- _RECORDS_:
• • • •

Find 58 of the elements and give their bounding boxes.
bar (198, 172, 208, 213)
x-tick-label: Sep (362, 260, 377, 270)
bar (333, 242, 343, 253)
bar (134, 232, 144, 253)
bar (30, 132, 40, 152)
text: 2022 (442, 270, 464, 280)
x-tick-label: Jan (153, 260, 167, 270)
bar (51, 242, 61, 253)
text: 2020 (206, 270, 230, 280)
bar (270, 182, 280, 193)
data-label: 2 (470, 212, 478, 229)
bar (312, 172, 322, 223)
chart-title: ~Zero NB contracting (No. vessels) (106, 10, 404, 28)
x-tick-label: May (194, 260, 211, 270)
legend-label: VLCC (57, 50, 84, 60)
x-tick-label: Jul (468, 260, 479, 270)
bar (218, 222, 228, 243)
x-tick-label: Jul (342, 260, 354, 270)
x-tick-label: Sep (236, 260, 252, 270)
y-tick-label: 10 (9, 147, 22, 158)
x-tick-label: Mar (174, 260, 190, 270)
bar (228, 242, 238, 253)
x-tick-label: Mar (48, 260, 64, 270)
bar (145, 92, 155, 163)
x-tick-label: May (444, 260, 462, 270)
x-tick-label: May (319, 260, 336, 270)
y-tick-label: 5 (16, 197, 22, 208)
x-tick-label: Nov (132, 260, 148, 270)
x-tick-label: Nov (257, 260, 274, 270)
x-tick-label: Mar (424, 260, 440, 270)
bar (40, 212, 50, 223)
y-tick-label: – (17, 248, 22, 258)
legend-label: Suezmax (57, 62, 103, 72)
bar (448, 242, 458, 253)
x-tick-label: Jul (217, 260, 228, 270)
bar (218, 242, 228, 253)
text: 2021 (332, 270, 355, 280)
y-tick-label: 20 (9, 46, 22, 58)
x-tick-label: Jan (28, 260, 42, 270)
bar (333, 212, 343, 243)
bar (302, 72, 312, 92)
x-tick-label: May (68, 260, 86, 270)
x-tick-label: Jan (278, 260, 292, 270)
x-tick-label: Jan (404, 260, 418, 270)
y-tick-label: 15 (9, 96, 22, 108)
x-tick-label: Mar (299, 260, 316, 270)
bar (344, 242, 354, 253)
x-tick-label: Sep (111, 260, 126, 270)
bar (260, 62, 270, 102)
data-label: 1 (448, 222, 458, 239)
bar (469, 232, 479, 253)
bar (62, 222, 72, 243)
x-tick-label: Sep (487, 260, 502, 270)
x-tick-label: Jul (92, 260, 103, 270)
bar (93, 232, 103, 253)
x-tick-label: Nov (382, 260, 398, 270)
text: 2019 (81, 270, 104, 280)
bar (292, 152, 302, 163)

• • • •

Turn each line of the entries above into a row of a Markdown table with the columns No. and Line, numbering the rows in order and leaving out any blank lines.

- _ANSWER TO THE EXERCISE_:
| No. | Line |
|---|---|
| 1 | Find 58 of the elements and give their bounding boxes. |
| 2 | bar (198, 172, 208, 213) |
| 3 | x-tick-label: Sep (362, 260, 377, 270) |
| 4 | bar (333, 242, 343, 253) |
| 5 | bar (134, 232, 144, 253) |
| 6 | bar (30, 132, 40, 152) |
| 7 | text: 2022 (442, 270, 464, 280) |
| 8 | x-tick-label: Jan (153, 260, 167, 270) |
| 9 | bar (51, 242, 61, 253) |
| 10 | text: 2020 (206, 270, 230, 280) |
| 11 | bar (270, 182, 280, 193) |
| 12 | data-label: 2 (470, 212, 478, 229) |
| 13 | bar (312, 172, 322, 223) |
| 14 | chart-title: ~Zero NB contracting (No. vessels) (106, 10, 404, 28) |
| 15 | x-tick-label: May (194, 260, 211, 270) |
| 16 | legend-label: VLCC (57, 50, 84, 60) |
| 17 | x-tick-label: Jul (468, 260, 479, 270) |
| 18 | bar (218, 222, 228, 243) |
| 19 | x-tick-label: Jul (342, 260, 354, 270) |
| 20 | x-tick-label: Sep (236, 260, 252, 270) |
| 21 | y-tick-label: 10 (9, 147, 22, 158) |
| 22 | x-tick-label: Mar (174, 260, 190, 270) |
| 23 | bar (228, 242, 238, 253) |
| 24 | x-tick-label: Mar (48, 260, 64, 270) |
| 25 | bar (145, 92, 155, 163) |
| 26 | x-tick-label: May (444, 260, 462, 270) |
| 27 | x-tick-label: May (319, 260, 336, 270) |
| 28 | y-tick-label: 5 (16, 197, 22, 208) |
| 29 | x-tick-label: Nov (132, 260, 148, 270) |
| 30 | x-tick-label: Nov (257, 260, 274, 270) |
| 31 | x-tick-label: Mar (424, 260, 440, 270) |
| 32 | bar (40, 212, 50, 223) |
| 33 | y-tick-label: – (17, 248, 22, 258) |
| 34 | legend-label: Suezmax (57, 62, 103, 72) |
| 35 | bar (448, 242, 458, 253) |
| 36 | x-tick-label: Jul (217, 260, 228, 270) |
| 37 | bar (218, 242, 228, 253) |
| 38 | text: 2021 (332, 270, 355, 280) |
| 39 | y-tick-label: 20 (9, 46, 22, 58) |
| 40 | x-tick-label: Jan (28, 260, 42, 270) |
| 41 | bar (333, 212, 343, 243) |
| 42 | bar (302, 72, 312, 92) |
| 43 | x-tick-label: May (68, 260, 86, 270) |
| 44 | x-tick-label: Jan (278, 260, 292, 270) |
| 45 | x-tick-label: Jan (404, 260, 418, 270) |
| 46 | y-tick-label: 15 (9, 96, 22, 108) |
| 47 | x-tick-label: Mar (299, 260, 316, 270) |
| 48 | bar (344, 242, 354, 253) |
| 49 | x-tick-label: Sep (111, 260, 126, 270) |
| 50 | bar (260, 62, 270, 102) |
| 51 | data-label: 1 (448, 222, 458, 239) |
| 52 | bar (469, 232, 479, 253) |
| 53 | bar (62, 222, 72, 243) |
| 54 | x-tick-label: Sep (487, 260, 502, 270) |
| 55 | x-tick-label: Jul (92, 260, 103, 270) |
| 56 | bar (93, 232, 103, 253) |
| 57 | x-tick-label: Nov (382, 260, 398, 270) |
| 58 | text: 2019 (81, 270, 104, 280) |
| 59 | bar (292, 152, 302, 163) |